▶ _Provided material_
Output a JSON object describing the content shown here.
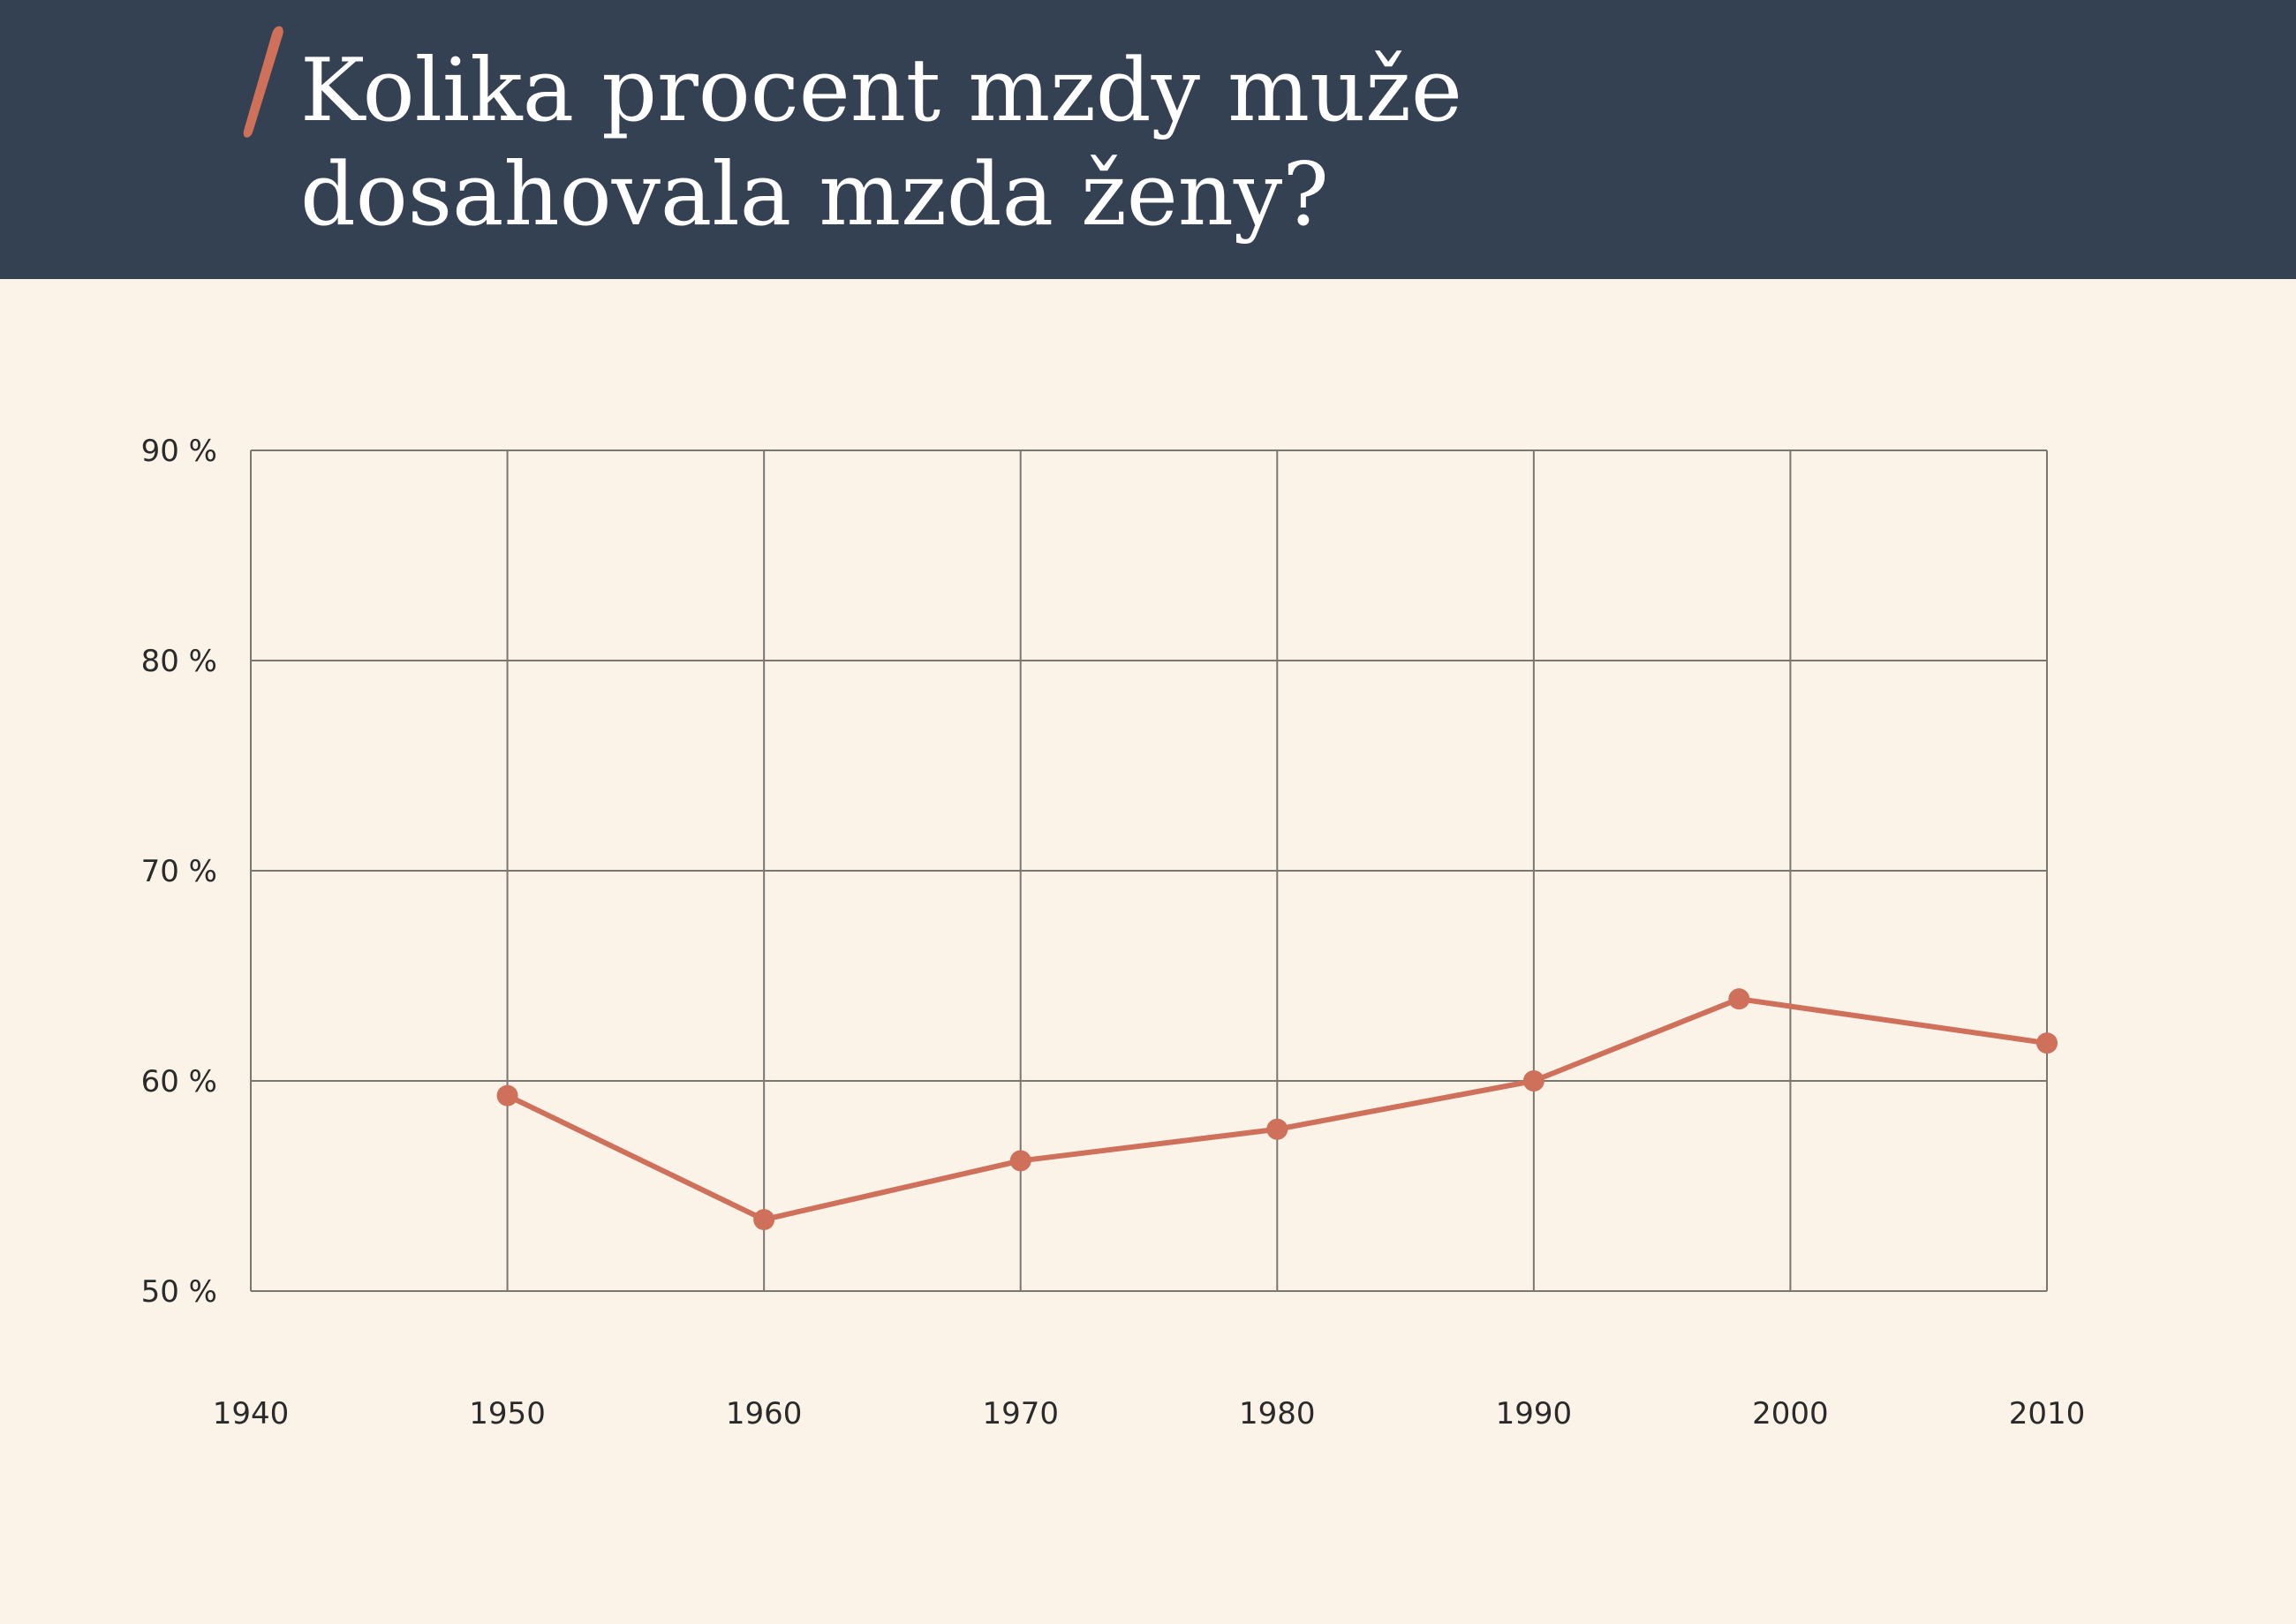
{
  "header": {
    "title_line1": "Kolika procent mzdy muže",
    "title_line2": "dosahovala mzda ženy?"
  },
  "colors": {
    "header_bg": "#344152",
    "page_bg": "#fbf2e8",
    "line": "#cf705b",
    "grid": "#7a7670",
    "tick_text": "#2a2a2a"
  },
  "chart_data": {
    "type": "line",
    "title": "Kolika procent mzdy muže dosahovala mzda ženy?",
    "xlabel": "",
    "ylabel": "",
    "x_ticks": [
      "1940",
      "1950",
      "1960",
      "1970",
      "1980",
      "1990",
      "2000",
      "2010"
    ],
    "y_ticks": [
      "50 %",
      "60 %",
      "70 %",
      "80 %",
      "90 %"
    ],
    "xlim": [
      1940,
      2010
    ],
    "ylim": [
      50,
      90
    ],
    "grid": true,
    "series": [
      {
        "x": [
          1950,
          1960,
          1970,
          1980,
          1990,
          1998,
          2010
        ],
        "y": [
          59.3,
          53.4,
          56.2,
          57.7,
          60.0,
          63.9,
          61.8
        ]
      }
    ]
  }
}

▶ _Given exercise_
Restate the full listing verbatim and drop every picture.

▶ _Task solution_
Output a JSON object describing the content shown here.
{
  "header": {
    "title_line1": "Kolika procent mzdy muže",
    "title_line2": "dosahovala mzda ženy?"
  },
  "colors": {
    "header_bg": "#344152",
    "page_bg": "#fbf2e8",
    "line": "#cf705b",
    "grid": "#7a7670",
    "tick_text": "#2a2a2a"
  },
  "chart_data": {
    "type": "line",
    "title": "Kolika procent mzdy muže dosahovala mzda ženy?",
    "xlabel": "",
    "ylabel": "",
    "x_ticks": [
      "1940",
      "1950",
      "1960",
      "1970",
      "1980",
      "1990",
      "2000",
      "2010"
    ],
    "y_ticks": [
      "50 %",
      "60 %",
      "70 %",
      "80 %",
      "90 %"
    ],
    "xlim": [
      1940,
      2010
    ],
    "ylim": [
      50,
      90
    ],
    "grid": true,
    "series": [
      {
        "x": [
          1950,
          1960,
          1970,
          1980,
          1990,
          1998,
          2010
        ],
        "y": [
          59.3,
          53.4,
          56.2,
          57.7,
          60.0,
          63.9,
          61.8
        ]
      }
    ]
  }
}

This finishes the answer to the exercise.